-- Begin Excerpted passage --

Question

A 10-g bullet moving horizontally with a speed of 2.0 km/s strikes and passes through a 4.0-kg block moving with a speed of 4.2 m/s in the opposite direction on a horizontal frictionless surface. If the block is brought to rest by the collision, what is the kinetic energy of the bullet as it emerges from the block

Answer 1

Answer:

$K=512J$

Explanation:

Since the surface is frictionless, momentum will be conserved. If the bullet of mass $m_1$ has an initial velocity $v_{1i}$ and a final velocity $v_{1f}$ and the block of mass $m_2$ has an initial velocity $v_{2i}$ and a final velocity $v_{2f}$ then the initial and final momentum of the system will be:

$p_i=m_1v_{1i}+m_2v_{2i}$

$p_f=m_1v_{1f}+m_2v_{2f}$

Since momentum is conserved, $p_i=p_f$, which means:

$m_1v_{1i}+m_2v_{2i}=m_1v_{1f}+m_2v_{2f}$

We know that the block is brought to rest by the collision, which means $v_{2f}=0m/s$ and leaves us with:

$m_1v_{1i}+m_2v_{2i}=m_1v_{1f}$

which is the same as:

$v_{1f}=\frac{m_1v_{1i}+m_2v_{2i}}{m_1}$

Considering the direction the bullet moves initially as the positive one, and writing in S.I., this gives us:

$v_{1f}=\frac{(0.01kg)(2000m/s)+(4kg)(-4.2m/s)}{0.01kg}=320m/s$

So kinetic energy of the bullet as it emerges from the block will be:

$K=\frac{mv^2}{2}=\frac{(0.01kg)(320m/s)^2}{2}=512J$

-- End Excerpted passage --
-- Begin Dataset extract --

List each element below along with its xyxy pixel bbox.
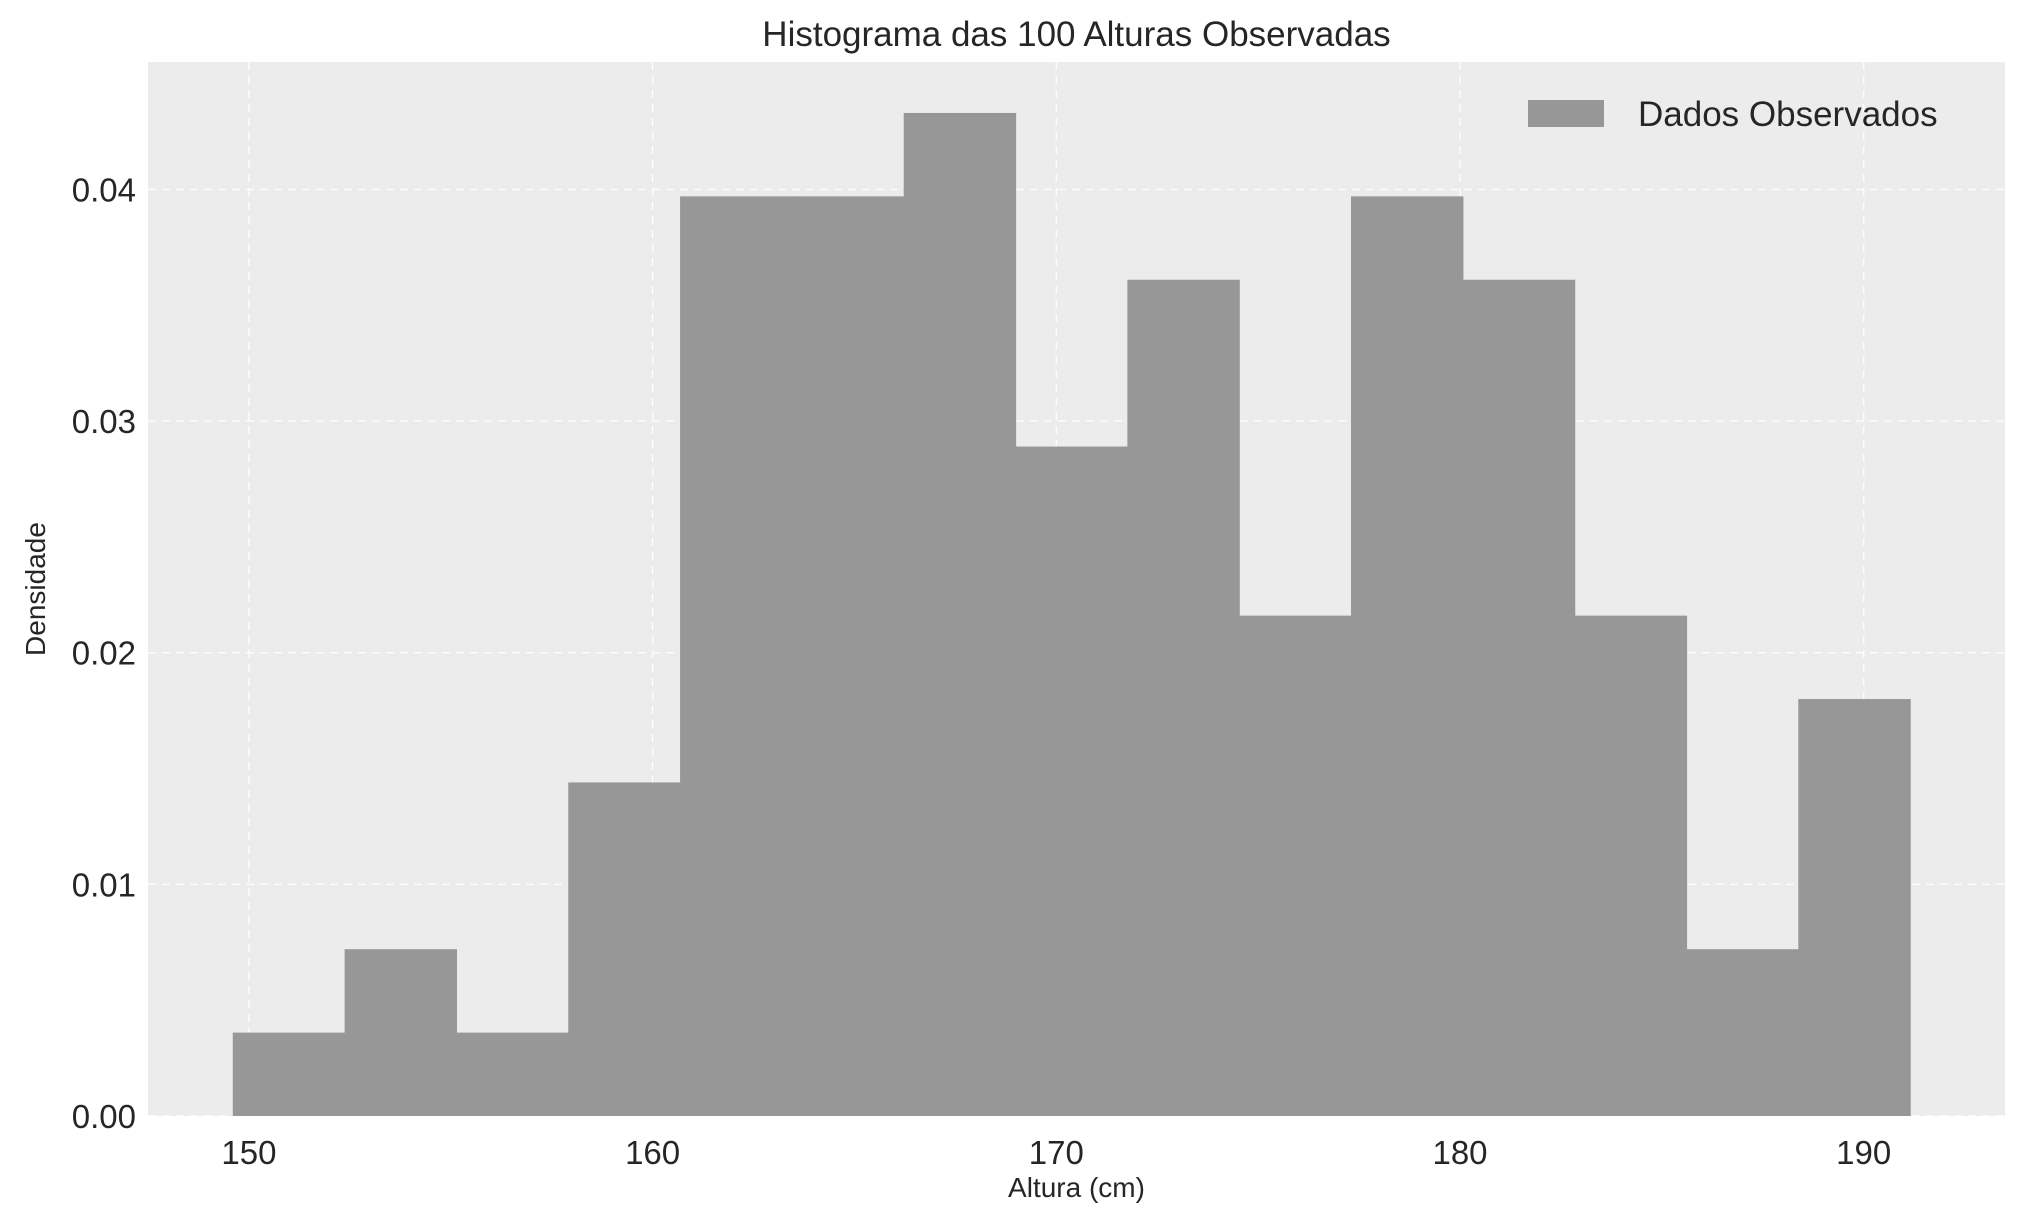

-- End Dataset extract --

◆ **Instructions**:
1. List every numerical quantity with its unit that the bullet-and-block problem statement gives.
2. In the bullet-and-block problem, what final velocity of the bullet does the worked solution obtain?

◆ **In response**:
1. 10 g, 2.0 km/s, 4.0 kg, 4.2 m/s

2. 320 m/s